Go through the listing and set it down exactly, leaving out its pictures.
— BEGIN Given data —
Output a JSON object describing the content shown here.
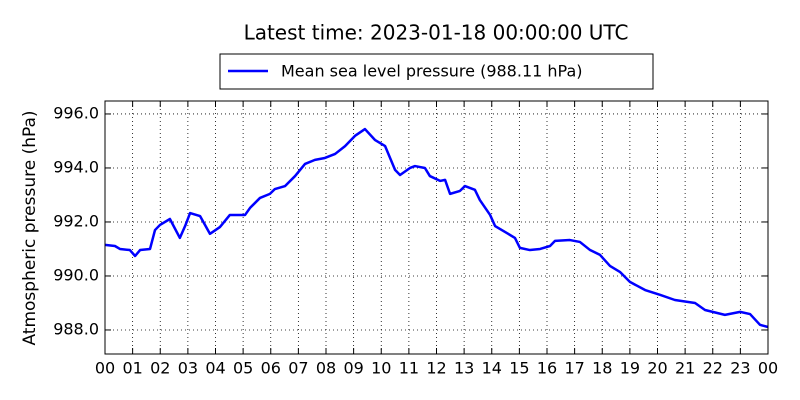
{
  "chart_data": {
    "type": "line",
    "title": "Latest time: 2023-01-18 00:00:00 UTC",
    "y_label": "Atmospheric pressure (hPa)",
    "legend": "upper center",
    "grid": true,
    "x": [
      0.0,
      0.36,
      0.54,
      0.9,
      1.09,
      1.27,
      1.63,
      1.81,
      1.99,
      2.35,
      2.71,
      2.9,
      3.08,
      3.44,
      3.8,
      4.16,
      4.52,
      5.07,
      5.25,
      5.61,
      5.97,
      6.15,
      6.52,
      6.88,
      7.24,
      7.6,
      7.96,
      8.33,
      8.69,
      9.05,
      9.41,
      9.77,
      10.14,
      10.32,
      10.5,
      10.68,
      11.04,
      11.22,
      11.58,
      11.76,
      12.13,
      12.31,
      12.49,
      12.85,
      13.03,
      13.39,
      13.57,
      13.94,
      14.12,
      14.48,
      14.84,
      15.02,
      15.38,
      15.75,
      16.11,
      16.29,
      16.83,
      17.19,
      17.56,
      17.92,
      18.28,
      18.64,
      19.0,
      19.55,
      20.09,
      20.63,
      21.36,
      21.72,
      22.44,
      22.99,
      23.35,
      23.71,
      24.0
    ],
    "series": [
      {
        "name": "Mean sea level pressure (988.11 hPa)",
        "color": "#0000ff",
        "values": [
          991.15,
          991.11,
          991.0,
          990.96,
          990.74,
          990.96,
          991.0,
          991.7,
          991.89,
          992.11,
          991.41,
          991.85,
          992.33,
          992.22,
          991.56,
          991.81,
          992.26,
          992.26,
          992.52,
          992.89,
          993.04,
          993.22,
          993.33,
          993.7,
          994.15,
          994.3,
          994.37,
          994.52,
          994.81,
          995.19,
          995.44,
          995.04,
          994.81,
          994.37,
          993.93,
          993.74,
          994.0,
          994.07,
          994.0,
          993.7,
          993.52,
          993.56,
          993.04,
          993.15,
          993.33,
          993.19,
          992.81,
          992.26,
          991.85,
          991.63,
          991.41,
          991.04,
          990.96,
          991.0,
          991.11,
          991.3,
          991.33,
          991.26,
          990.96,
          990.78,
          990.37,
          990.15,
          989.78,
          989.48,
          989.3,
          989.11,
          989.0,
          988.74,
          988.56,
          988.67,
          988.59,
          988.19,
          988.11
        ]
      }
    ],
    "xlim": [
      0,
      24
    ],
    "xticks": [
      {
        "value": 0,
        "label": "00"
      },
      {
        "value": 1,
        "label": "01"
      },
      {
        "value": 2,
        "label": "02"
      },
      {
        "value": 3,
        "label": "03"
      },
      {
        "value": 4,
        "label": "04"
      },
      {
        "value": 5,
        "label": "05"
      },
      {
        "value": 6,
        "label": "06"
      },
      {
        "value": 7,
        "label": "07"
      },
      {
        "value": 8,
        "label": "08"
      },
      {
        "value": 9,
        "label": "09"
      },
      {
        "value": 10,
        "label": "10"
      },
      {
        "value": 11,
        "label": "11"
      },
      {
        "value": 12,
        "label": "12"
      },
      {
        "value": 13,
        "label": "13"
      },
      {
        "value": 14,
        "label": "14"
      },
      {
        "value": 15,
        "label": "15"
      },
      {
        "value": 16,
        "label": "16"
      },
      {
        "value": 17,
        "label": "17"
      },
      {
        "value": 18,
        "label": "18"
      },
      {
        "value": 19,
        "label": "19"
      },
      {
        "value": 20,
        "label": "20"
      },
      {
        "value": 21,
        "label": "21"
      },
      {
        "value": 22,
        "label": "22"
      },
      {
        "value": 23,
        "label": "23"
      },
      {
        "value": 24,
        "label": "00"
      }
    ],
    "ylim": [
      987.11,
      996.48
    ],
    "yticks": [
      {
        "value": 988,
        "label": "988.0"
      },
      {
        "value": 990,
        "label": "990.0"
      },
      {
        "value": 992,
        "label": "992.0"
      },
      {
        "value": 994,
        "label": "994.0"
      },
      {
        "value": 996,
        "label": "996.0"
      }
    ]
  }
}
— END Given data —
▸ **Answer to this exercise**:
Output a JSON object describing the content shown here.
{
  "chart_data": {
    "type": "line",
    "title": "Latest time: 2023-01-18 00:00:00 UTC",
    "y_label": "Atmospheric pressure (hPa)",
    "legend": "upper center",
    "grid": true,
    "x": [
      0.0,
      0.36,
      0.54,
      0.9,
      1.09,
      1.27,
      1.63,
      1.81,
      1.99,
      2.35,
      2.71,
      2.9,
      3.08,
      3.44,
      3.8,
      4.16,
      4.52,
      5.07,
      5.25,
      5.61,
      5.97,
      6.15,
      6.52,
      6.88,
      7.24,
      7.6,
      7.96,
      8.33,
      8.69,
      9.05,
      9.41,
      9.77,
      10.14,
      10.32,
      10.5,
      10.68,
      11.04,
      11.22,
      11.58,
      11.76,
      12.13,
      12.31,
      12.49,
      12.85,
      13.03,
      13.39,
      13.57,
      13.94,
      14.12,
      14.48,
      14.84,
      15.02,
      15.38,
      15.75,
      16.11,
      16.29,
      16.83,
      17.19,
      17.56,
      17.92,
      18.28,
      18.64,
      19.0,
      19.55,
      20.09,
      20.63,
      21.36,
      21.72,
      22.44,
      22.99,
      23.35,
      23.71,
      24.0
    ],
    "series": [
      {
        "name": "Mean sea level pressure (988.11 hPa)",
        "color": "#0000ff",
        "values": [
          991.15,
          991.11,
          991.0,
          990.96,
          990.74,
          990.96,
          991.0,
          991.7,
          991.89,
          992.11,
          991.41,
          991.85,
          992.33,
          992.22,
          991.56,
          991.81,
          992.26,
          992.26,
          992.52,
          992.89,
          993.04,
          993.22,
          993.33,
          993.7,
          994.15,
          994.3,
          994.37,
          994.52,
          994.81,
          995.19,
          995.44,
          995.04,
          994.81,
          994.37,
          993.93,
          993.74,
          994.0,
          994.07,
          994.0,
          993.7,
          993.52,
          993.56,
          993.04,
          993.15,
          993.33,
          993.19,
          992.81,
          992.26,
          991.85,
          991.63,
          991.41,
          991.04,
          990.96,
          991.0,
          991.11,
          991.3,
          991.33,
          991.26,
          990.96,
          990.78,
          990.37,
          990.15,
          989.78,
          989.48,
          989.3,
          989.11,
          989.0,
          988.74,
          988.56,
          988.67,
          988.59,
          988.19,
          988.11
        ]
      }
    ],
    "xlim": [
      0,
      24
    ],
    "xticks": [
      {
        "value": 0,
        "label": "00"
      },
      {
        "value": 1,
        "label": "01"
      },
      {
        "value": 2,
        "label": "02"
      },
      {
        "value": 3,
        "label": "03"
      },
      {
        "value": 4,
        "label": "04"
      },
      {
        "value": 5,
        "label": "05"
      },
      {
        "value": 6,
        "label": "06"
      },
      {
        "value": 7,
        "label": "07"
      },
      {
        "value": 8,
        "label": "08"
      },
      {
        "value": 9,
        "label": "09"
      },
      {
        "value": 10,
        "label": "10"
      },
      {
        "value": 11,
        "label": "11"
      },
      {
        "value": 12,
        "label": "12"
      },
      {
        "value": 13,
        "label": "13"
      },
      {
        "value": 14,
        "label": "14"
      },
      {
        "value": 15,
        "label": "15"
      },
      {
        "value": 16,
        "label": "16"
      },
      {
        "value": 17,
        "label": "17"
      },
      {
        "value": 18,
        "label": "18"
      },
      {
        "value": 19,
        "label": "19"
      },
      {
        "value": 20,
        "label": "20"
      },
      {
        "value": 21,
        "label": "21"
      },
      {
        "value": 22,
        "label": "22"
      },
      {
        "value": 23,
        "label": "23"
      },
      {
        "value": 24,
        "label": "00"
      }
    ],
    "ylim": [
      987.11,
      996.48
    ],
    "yticks": [
      {
        "value": 988,
        "label": "988.0"
      },
      {
        "value": 990,
        "label": "990.0"
      },
      {
        "value": 992,
        "label": "992.0"
      },
      {
        "value": 994,
        "label": "994.0"
      },
      {
        "value": 996,
        "label": "996.0"
      }
    ]
  }
}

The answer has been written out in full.